### REQUIRED WORK
Read the data and repeat it in full, exactly.

── DATA IN THIS EXERCISE

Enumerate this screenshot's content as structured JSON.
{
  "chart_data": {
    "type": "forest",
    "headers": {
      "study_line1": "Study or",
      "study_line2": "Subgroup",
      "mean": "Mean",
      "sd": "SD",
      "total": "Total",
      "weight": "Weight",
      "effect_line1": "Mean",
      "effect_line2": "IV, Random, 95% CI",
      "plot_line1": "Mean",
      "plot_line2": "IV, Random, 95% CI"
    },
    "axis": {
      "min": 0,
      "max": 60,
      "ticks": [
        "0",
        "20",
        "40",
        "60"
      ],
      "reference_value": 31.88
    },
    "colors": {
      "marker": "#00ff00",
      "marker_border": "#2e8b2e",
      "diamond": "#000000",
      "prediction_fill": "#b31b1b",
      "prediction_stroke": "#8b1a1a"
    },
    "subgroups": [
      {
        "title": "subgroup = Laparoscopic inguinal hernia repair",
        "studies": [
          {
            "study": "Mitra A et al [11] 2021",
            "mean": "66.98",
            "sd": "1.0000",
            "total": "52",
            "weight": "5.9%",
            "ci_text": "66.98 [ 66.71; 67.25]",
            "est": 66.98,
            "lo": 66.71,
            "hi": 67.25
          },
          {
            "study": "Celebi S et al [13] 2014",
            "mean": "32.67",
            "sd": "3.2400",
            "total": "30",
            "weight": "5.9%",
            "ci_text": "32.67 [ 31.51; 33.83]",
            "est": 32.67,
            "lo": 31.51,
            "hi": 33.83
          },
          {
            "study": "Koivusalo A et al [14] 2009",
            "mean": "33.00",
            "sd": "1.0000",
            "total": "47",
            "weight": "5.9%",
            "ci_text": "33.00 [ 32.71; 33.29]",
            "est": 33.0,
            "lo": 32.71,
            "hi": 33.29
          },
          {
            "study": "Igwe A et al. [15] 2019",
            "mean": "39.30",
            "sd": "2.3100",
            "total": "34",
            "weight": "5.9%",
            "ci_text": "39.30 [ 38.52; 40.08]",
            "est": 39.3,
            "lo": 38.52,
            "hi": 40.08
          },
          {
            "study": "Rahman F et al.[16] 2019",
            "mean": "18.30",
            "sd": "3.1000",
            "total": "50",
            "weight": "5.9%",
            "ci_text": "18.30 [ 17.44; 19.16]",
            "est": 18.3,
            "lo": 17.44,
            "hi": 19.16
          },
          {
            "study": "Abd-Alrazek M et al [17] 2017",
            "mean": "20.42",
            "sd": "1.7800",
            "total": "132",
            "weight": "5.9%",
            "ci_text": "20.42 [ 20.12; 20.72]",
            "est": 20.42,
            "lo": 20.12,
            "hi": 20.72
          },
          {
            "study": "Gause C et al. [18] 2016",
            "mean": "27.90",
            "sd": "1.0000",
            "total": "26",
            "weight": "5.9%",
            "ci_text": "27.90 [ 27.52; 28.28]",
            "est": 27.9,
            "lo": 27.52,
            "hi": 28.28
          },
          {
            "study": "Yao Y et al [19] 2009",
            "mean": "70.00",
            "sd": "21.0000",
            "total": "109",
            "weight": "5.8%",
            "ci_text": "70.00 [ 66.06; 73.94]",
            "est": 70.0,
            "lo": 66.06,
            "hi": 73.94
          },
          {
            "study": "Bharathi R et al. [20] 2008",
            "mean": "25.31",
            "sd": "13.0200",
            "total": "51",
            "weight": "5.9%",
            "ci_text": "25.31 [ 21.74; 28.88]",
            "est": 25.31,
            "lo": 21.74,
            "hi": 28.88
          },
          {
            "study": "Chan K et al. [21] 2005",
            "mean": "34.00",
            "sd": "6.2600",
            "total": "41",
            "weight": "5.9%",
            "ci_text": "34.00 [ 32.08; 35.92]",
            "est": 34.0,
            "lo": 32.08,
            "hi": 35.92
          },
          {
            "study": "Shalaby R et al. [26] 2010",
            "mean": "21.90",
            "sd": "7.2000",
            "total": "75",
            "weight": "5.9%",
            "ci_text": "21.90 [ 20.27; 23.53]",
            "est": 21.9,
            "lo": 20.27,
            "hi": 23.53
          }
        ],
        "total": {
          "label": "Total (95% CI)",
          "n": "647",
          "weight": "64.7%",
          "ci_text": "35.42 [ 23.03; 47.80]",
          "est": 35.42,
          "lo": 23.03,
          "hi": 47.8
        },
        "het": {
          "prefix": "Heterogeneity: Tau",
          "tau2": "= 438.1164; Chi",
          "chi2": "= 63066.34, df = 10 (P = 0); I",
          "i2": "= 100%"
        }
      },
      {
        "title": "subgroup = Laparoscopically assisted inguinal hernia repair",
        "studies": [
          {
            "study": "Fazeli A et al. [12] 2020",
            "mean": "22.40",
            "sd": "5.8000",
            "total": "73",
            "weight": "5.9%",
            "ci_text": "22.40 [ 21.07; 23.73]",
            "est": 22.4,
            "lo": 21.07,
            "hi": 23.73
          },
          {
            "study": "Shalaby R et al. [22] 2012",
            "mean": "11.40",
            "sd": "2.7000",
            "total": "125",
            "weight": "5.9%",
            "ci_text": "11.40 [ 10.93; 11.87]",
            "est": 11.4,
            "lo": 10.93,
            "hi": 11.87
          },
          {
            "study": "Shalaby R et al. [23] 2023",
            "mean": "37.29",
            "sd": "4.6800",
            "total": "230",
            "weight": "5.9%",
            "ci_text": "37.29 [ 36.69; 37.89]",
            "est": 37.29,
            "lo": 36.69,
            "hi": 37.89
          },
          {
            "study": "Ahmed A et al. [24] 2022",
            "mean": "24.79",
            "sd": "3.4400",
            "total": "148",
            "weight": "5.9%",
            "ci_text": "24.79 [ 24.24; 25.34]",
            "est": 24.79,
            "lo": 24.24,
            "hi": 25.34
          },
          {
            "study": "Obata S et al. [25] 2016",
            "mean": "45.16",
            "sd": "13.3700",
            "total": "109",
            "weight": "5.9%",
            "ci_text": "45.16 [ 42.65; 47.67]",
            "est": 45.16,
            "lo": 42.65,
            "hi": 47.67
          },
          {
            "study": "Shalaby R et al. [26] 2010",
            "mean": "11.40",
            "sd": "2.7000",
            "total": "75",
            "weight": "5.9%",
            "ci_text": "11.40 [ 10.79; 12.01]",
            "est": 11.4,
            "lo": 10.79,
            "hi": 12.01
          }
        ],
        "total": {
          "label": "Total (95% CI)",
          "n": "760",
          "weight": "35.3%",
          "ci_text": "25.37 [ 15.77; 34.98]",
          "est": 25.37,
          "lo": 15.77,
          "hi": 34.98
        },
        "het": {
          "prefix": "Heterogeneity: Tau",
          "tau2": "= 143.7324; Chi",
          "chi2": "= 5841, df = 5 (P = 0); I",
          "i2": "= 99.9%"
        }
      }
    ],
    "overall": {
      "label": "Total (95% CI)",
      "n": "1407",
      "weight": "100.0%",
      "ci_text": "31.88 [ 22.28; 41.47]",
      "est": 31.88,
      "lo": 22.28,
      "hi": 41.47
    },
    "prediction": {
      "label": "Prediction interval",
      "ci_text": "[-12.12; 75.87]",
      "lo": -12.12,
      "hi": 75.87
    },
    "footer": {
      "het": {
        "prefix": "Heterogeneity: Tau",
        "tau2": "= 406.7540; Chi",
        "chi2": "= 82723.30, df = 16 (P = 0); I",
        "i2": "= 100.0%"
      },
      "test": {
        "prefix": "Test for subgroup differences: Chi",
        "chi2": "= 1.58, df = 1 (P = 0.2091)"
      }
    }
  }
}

────

### TASK OUTPUT
Enumerate this screenshot's content as structured JSON.
{
  "chart_data": {
    "type": "forest",
    "headers": {
      "study_line1": "Study or",
      "study_line2": "Subgroup",
      "mean": "Mean",
      "sd": "SD",
      "total": "Total",
      "weight": "Weight",
      "effect_line1": "Mean",
      "effect_line2": "IV, Random, 95% CI",
      "plot_line1": "Mean",
      "plot_line2": "IV, Random, 95% CI"
    },
    "axis": {
      "min": 0,
      "max": 60,
      "ticks": [
        "0",
        "20",
        "40",
        "60"
      ],
      "reference_value": 31.88
    },
    "colors": {
      "marker": "#00ff00",
      "marker_border": "#2e8b2e",
      "diamond": "#000000",
      "prediction_fill": "#b31b1b",
      "prediction_stroke": "#8b1a1a"
    },
    "subgroups": [
      {
        "title": "subgroup = Laparoscopic inguinal hernia repair",
        "studies": [
          {
            "study": "Mitra A et al [11] 2021",
            "mean": "66.98",
            "sd": "1.0000",
            "total": "52",
            "weight": "5.9%",
            "ci_text": "66.98 [ 66.71; 67.25]",
            "est": 66.98,
            "lo": 66.71,
            "hi": 67.25
          },
          {
            "study": "Celebi S et al [13] 2014",
            "mean": "32.67",
            "sd": "3.2400",
            "total": "30",
            "weight": "5.9%",
            "ci_text": "32.67 [ 31.51; 33.83]",
            "est": 32.67,
            "lo": 31.51,
            "hi": 33.83
          },
          {
            "study": "Koivusalo A et al [14] 2009",
            "mean": "33.00",
            "sd": "1.0000",
            "total": "47",
            "weight": "5.9%",
            "ci_text": "33.00 [ 32.71; 33.29]",
            "est": 33.0,
            "lo": 32.71,
            "hi": 33.29
          },
          {
            "study": "Igwe A et al. [15] 2019",
            "mean": "39.30",
            "sd": "2.3100",
            "total": "34",
            "weight": "5.9%",
            "ci_text": "39.30 [ 38.52; 40.08]",
            "est": 39.3,
            "lo": 38.52,
            "hi": 40.08
          },
          {
            "study": "Rahman F et al.[16] 2019",
            "mean": "18.30",
            "sd": "3.1000",
            "total": "50",
            "weight": "5.9%",
            "ci_text": "18.30 [ 17.44; 19.16]",
            "est": 18.3,
            "lo": 17.44,
            "hi": 19.16
          },
          {
            "study": "Abd-Alrazek M et al [17] 2017",
            "mean": "20.42",
            "sd": "1.7800",
            "total": "132",
            "weight": "5.9%",
            "ci_text": "20.42 [ 20.12; 20.72]",
            "est": 20.42,
            "lo": 20.12,
            "hi": 20.72
          },
          {
            "study": "Gause C et al. [18] 2016",
            "mean": "27.90",
            "sd": "1.0000",
            "total": "26",
            "weight": "5.9%",
            "ci_text": "27.90 [ 27.52; 28.28]",
            "est": 27.9,
            "lo": 27.52,
            "hi": 28.28
          },
          {
            "study": "Yao Y et al [19] 2009",
            "mean": "70.00",
            "sd": "21.0000",
            "total": "109",
            "weight": "5.8%",
            "ci_text": "70.00 [ 66.06; 73.94]",
            "est": 70.0,
            "lo": 66.06,
            "hi": 73.94
          },
          {
            "study": "Bharathi R et al. [20] 2008",
            "mean": "25.31",
            "sd": "13.0200",
            "total": "51",
            "weight": "5.9%",
            "ci_text": "25.31 [ 21.74; 28.88]",
            "est": 25.31,
            "lo": 21.74,
            "hi": 28.88
          },
          {
            "study": "Chan K et al. [21] 2005",
            "mean": "34.00",
            "sd": "6.2600",
            "total": "41",
            "weight": "5.9%",
            "ci_text": "34.00 [ 32.08; 35.92]",
            "est": 34.0,
            "lo": 32.08,
            "hi": 35.92
          },
          {
            "study": "Shalaby R et al. [26] 2010",
            "mean": "21.90",
            "sd": "7.2000",
            "total": "75",
            "weight": "5.9%",
            "ci_text": "21.90 [ 20.27; 23.53]",
            "est": 21.9,
            "lo": 20.27,
            "hi": 23.53
          }
        ],
        "total": {
          "label": "Total (95% CI)",
          "n": "647",
          "weight": "64.7%",
          "ci_text": "35.42 [ 23.03; 47.80]",
          "est": 35.42,
          "lo": 23.03,
          "hi": 47.8
        },
        "het": {
          "prefix": "Heterogeneity: Tau",
          "tau2": "= 438.1164; Chi",
          "chi2": "= 63066.34, df = 10 (P = 0); I",
          "i2": "= 100%"
        }
      },
      {
        "title": "subgroup = Laparoscopically assisted inguinal hernia repair",
        "studies": [
          {
            "study": "Fazeli A et al. [12] 2020",
            "mean": "22.40",
            "sd": "5.8000",
            "total": "73",
            "weight": "5.9%",
            "ci_text": "22.40 [ 21.07; 23.73]",
            "est": 22.4,
            "lo": 21.07,
            "hi": 23.73
          },
          {
            "study": "Shalaby R et al. [22] 2012",
            "mean": "11.40",
            "sd": "2.7000",
            "total": "125",
            "weight": "5.9%",
            "ci_text": "11.40 [ 10.93; 11.87]",
            "est": 11.4,
            "lo": 10.93,
            "hi": 11.87
          },
          {
            "study": "Shalaby R et al. [23] 2023",
            "mean": "37.29",
            "sd": "4.6800",
            "total": "230",
            "weight": "5.9%",
            "ci_text": "37.29 [ 36.69; 37.89]",
            "est": 37.29,
            "lo": 36.69,
            "hi": 37.89
          },
          {
            "study": "Ahmed A et al. [24] 2022",
            "mean": "24.79",
            "sd": "3.4400",
            "total": "148",
            "weight": "5.9%",
            "ci_text": "24.79 [ 24.24; 25.34]",
            "est": 24.79,
            "lo": 24.24,
            "hi": 25.34
          },
          {
            "study": "Obata S et al. [25] 2016",
            "mean": "45.16",
            "sd": "13.3700",
            "total": "109",
            "weight": "5.9%",
            "ci_text": "45.16 [ 42.65; 47.67]",
            "est": 45.16,
            "lo": 42.65,
            "hi": 47.67
          },
          {
            "study": "Shalaby R et al. [26] 2010",
            "mean": "11.40",
            "sd": "2.7000",
            "total": "75",
            "weight": "5.9%",
            "ci_text": "11.40 [ 10.79; 12.01]",
            "est": 11.4,
            "lo": 10.79,
            "hi": 12.01
          }
        ],
        "total": {
          "label": "Total (95% CI)",
          "n": "760",
          "weight": "35.3%",
          "ci_text": "25.37 [ 15.77; 34.98]",
          "est": 25.37,
          "lo": 15.77,
          "hi": 34.98
        },
        "het": {
          "prefix": "Heterogeneity: Tau",
          "tau2": "= 143.7324; Chi",
          "chi2": "= 5841, df = 5 (P = 0); I",
          "i2": "= 99.9%"
        }
      }
    ],
    "overall": {
      "label": "Total (95% CI)",
      "n": "1407",
      "weight": "100.0%",
      "ci_text": "31.88 [ 22.28; 41.47]",
      "est": 31.88,
      "lo": 22.28,
      "hi": 41.47
    },
    "prediction": {
      "label": "Prediction interval",
      "ci_text": "[-12.12; 75.87]",
      "lo": -12.12,
      "hi": 75.87
    },
    "footer": {
      "het": {
        "prefix": "Heterogeneity: Tau",
        "tau2": "= 406.7540; Chi",
        "chi2": "= 82723.30, df = 16 (P = 0); I",
        "i2": "= 100.0%"
      },
      "test": {
        "prefix": "Test for subgroup differences: Chi",
        "chi2": "= 1.58, df = 1 (P = 0.2091)"
      }
    }
  }
}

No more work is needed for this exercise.